◆ THE REQUEST ◆
Search the records for "icon". Copy every line where it appears.

....

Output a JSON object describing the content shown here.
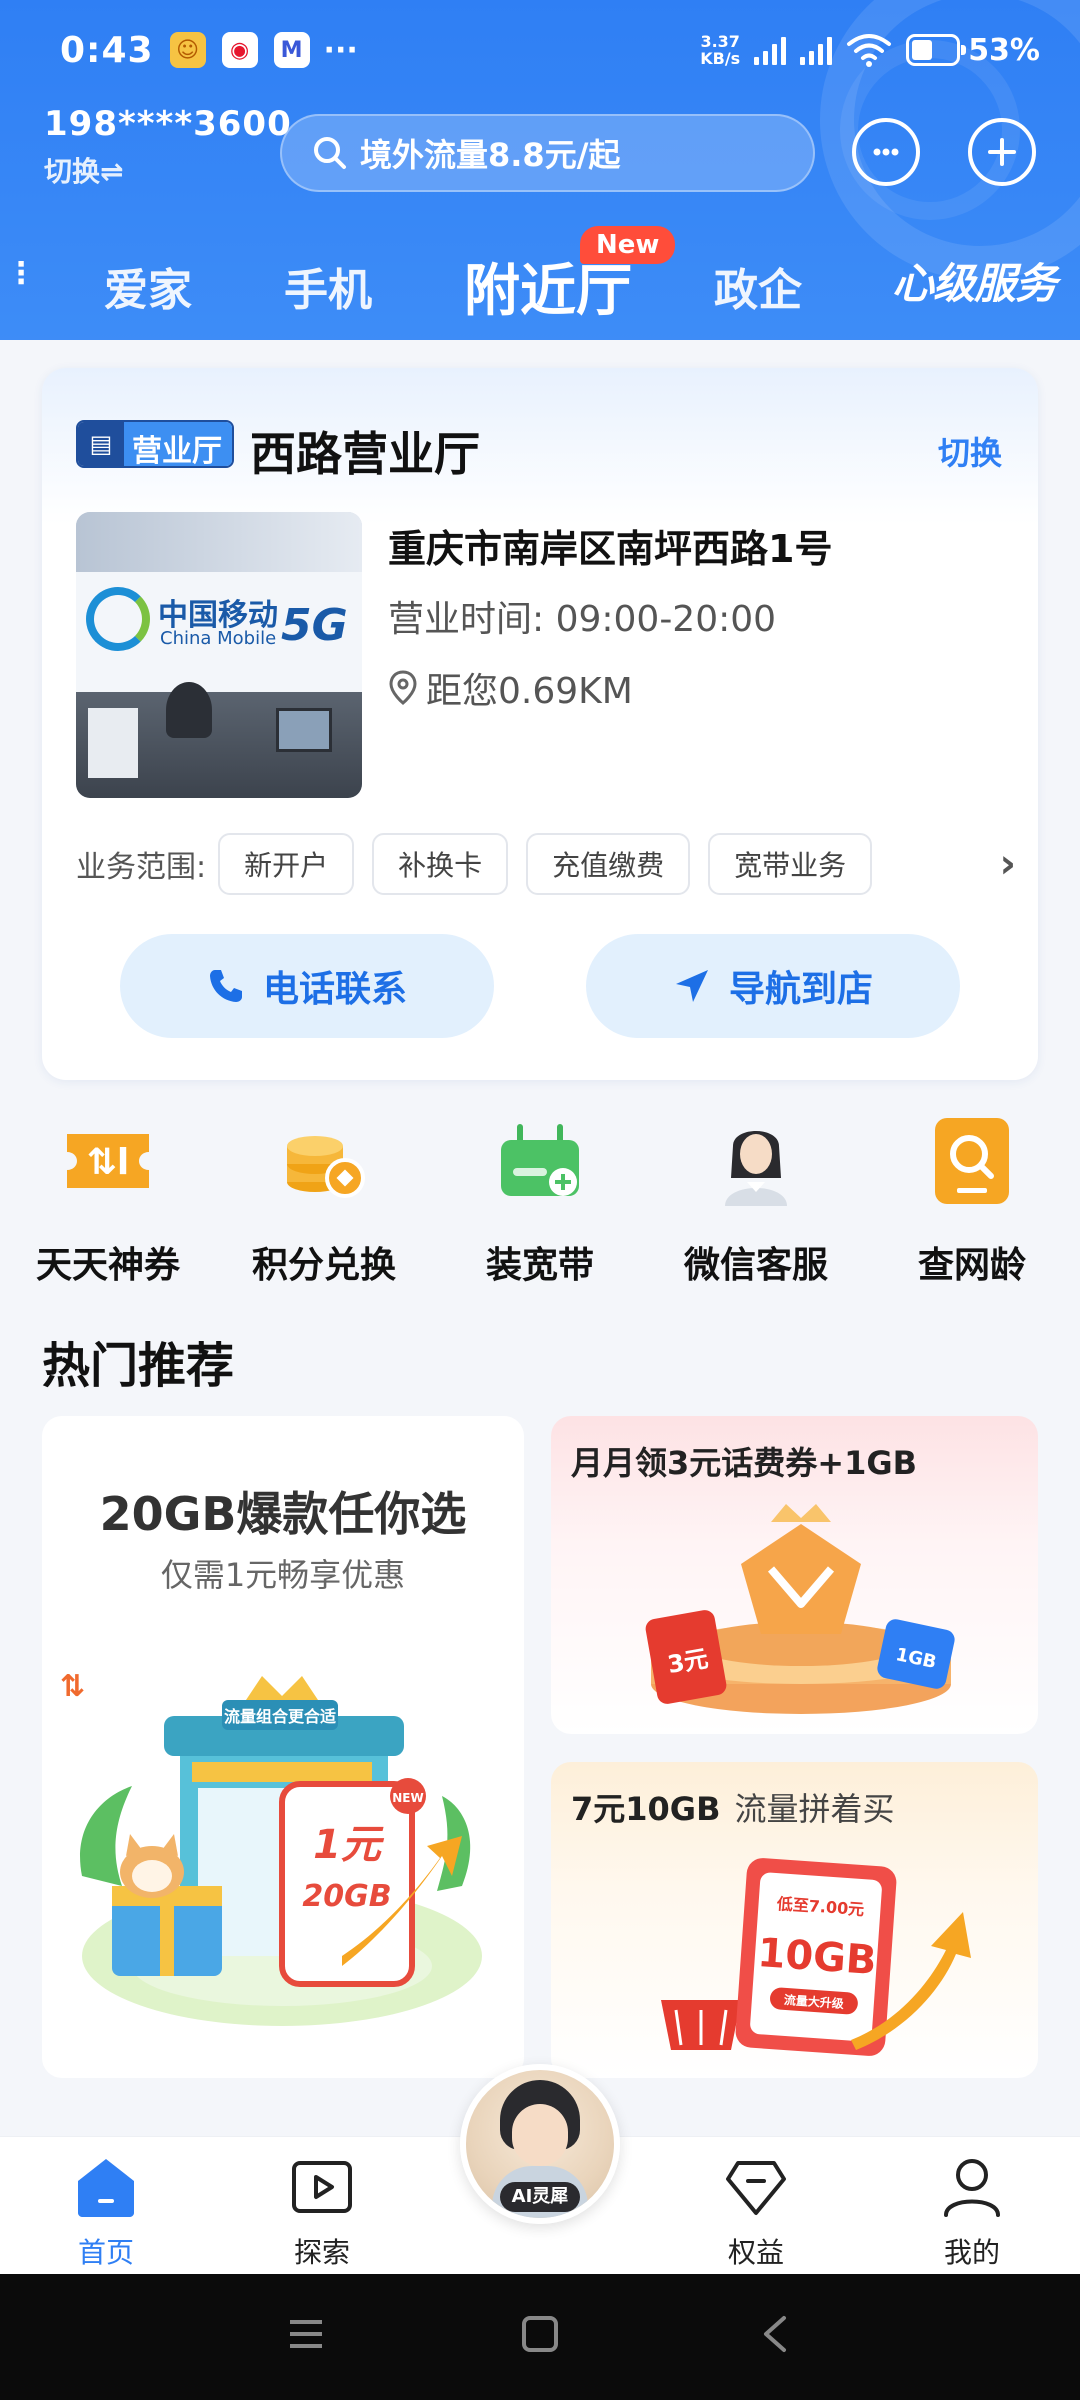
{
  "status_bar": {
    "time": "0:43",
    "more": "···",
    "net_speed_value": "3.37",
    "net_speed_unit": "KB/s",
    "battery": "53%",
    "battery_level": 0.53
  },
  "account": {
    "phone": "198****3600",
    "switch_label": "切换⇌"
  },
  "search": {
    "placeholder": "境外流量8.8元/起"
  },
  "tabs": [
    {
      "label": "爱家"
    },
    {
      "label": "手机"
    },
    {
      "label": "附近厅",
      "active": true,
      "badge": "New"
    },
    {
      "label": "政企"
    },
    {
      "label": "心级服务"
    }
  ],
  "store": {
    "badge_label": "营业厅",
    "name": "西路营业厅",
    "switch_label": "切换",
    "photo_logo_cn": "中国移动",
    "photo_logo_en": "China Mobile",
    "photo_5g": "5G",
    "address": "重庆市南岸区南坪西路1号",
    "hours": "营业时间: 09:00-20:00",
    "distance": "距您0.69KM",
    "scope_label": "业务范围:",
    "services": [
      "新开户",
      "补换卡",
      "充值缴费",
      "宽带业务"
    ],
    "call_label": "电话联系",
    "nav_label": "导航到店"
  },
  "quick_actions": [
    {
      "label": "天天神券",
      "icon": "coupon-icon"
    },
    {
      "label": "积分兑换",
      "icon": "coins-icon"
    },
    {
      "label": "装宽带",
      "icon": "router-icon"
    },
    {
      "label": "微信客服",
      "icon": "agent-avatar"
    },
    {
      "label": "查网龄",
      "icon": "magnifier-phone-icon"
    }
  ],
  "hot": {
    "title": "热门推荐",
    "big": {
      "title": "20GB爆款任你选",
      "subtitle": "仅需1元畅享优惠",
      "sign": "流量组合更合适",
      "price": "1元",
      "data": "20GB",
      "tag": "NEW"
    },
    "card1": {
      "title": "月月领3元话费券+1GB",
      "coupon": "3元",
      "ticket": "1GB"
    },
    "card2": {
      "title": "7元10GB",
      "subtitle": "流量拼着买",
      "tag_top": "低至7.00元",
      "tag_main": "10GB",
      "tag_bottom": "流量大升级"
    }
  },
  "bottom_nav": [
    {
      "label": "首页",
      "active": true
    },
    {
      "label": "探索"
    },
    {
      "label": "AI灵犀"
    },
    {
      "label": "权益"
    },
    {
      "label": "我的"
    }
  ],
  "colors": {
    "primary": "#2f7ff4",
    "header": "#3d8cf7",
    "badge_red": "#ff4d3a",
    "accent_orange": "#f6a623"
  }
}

....

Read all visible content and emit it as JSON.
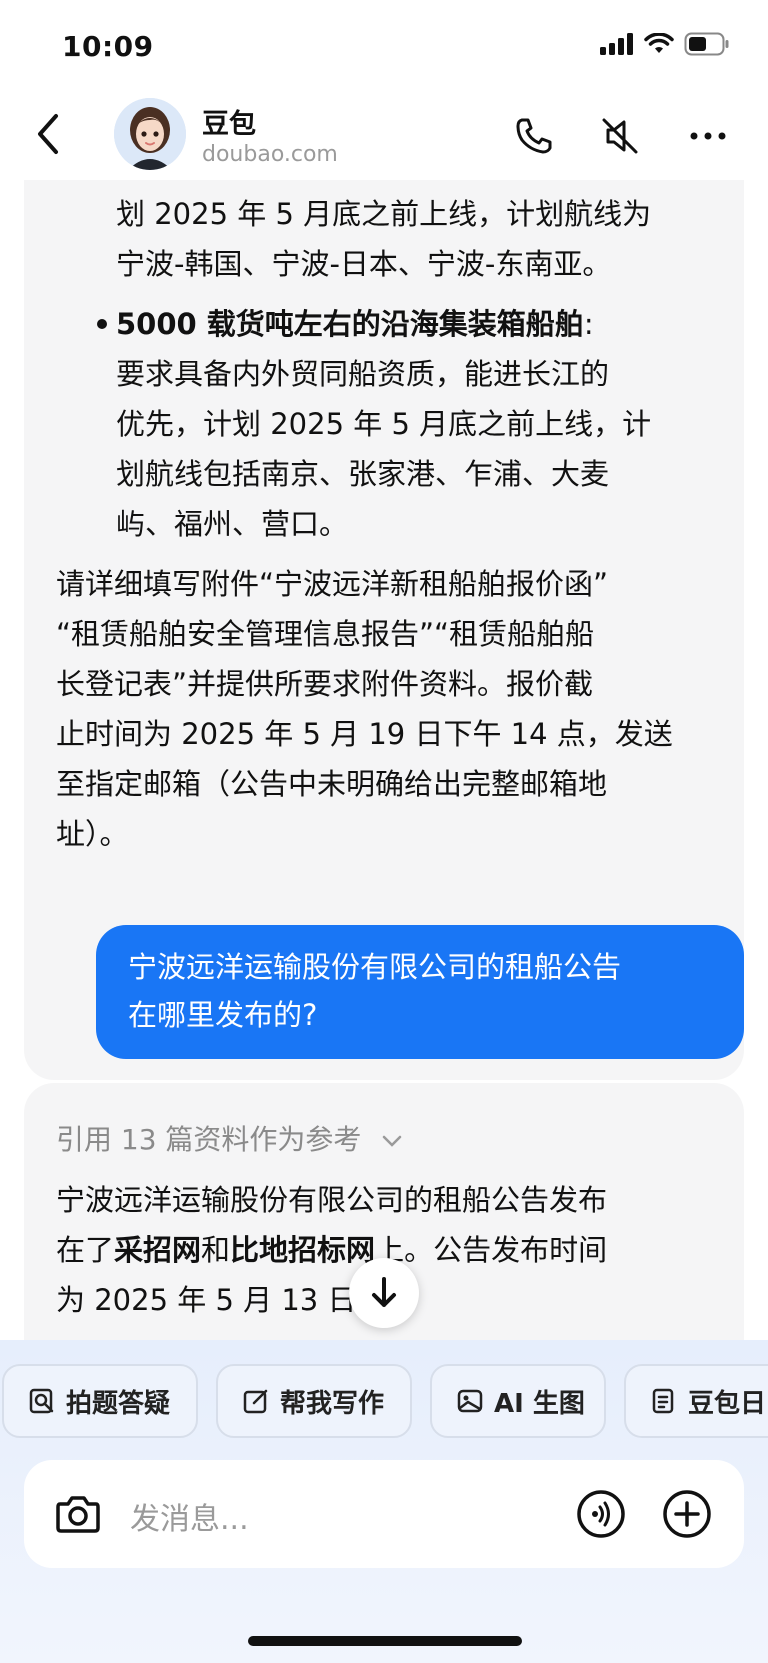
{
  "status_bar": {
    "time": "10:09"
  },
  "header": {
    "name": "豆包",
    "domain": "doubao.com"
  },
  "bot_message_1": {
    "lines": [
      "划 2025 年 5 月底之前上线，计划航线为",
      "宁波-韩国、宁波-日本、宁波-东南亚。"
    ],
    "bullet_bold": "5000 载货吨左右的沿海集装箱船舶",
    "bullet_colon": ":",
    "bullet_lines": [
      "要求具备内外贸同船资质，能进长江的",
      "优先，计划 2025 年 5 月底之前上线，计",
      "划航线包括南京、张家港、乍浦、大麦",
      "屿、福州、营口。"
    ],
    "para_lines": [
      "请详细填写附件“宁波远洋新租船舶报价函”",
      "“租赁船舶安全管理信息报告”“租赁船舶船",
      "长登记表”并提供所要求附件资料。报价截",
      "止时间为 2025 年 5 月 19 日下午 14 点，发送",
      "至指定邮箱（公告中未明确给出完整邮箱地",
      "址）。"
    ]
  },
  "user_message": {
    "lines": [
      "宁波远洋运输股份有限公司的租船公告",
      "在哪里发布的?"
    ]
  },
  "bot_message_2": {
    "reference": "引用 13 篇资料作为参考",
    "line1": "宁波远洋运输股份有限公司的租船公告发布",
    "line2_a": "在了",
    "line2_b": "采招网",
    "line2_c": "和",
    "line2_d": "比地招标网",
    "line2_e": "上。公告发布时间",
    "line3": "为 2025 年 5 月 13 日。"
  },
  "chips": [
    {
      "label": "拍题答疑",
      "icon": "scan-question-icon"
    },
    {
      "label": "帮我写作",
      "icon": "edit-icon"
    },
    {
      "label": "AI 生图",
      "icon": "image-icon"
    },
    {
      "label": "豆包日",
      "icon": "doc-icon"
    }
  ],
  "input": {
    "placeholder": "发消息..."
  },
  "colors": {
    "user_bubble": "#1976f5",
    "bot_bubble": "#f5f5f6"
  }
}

....

◆ SOLUTION FOR THIS PROBLEM ◆
      "icon": "coupon-icon"
      "icon": "coins-icon"
      "icon": "router-icon"
      "icon": "agent-avatar"
      "icon": "magnifier-phone-icon"
      "icon": "scan-question-icon"
      "icon": "edit-icon"
      "icon": "image-icon"
      "icon": "doc-icon"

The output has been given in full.